Stored items:
---------------

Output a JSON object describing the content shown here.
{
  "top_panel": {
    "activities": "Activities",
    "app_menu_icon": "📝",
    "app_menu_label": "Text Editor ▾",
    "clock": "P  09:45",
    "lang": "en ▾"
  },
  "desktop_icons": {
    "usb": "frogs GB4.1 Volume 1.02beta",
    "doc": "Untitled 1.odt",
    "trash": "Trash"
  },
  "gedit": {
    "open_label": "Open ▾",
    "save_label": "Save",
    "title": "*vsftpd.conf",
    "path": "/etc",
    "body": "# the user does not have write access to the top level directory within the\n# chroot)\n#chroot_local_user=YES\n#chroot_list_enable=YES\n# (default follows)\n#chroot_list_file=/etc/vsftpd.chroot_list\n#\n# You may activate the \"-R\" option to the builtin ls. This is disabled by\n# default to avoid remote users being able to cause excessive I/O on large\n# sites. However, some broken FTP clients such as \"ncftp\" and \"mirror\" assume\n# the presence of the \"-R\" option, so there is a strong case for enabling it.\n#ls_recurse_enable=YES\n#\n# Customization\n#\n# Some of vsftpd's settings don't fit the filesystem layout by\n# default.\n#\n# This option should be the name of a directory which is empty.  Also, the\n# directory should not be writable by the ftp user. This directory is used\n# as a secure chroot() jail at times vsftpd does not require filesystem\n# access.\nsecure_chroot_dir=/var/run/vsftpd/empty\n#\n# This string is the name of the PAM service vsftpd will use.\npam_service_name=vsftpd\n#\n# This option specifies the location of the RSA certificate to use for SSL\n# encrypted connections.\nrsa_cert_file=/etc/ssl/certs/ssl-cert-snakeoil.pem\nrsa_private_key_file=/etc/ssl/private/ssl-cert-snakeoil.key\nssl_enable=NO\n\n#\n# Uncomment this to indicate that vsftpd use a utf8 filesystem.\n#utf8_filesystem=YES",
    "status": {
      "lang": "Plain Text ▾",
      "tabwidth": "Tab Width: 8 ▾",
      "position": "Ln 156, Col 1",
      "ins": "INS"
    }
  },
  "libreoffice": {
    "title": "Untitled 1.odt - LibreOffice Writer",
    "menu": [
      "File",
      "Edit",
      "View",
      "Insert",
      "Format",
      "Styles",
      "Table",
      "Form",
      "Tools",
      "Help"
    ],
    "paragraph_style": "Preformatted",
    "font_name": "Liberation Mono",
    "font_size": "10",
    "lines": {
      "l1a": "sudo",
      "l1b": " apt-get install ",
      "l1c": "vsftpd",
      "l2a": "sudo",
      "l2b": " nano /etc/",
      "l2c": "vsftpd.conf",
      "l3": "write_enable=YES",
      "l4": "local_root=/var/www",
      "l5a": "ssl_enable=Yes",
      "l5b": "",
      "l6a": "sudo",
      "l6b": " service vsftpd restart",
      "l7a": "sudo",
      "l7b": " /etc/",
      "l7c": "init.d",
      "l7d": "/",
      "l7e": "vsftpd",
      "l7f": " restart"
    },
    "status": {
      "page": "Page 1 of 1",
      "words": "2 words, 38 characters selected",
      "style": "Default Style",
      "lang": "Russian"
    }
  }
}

---------------

WRITTEN INSTRUCTION -> Search the entries for the word "lang" and gather every line where it appears.

EXPECTED ANSWER ->
    "lang": "en ▾"
      "lang": "Plain Text ▾",
      "lang": "Russian"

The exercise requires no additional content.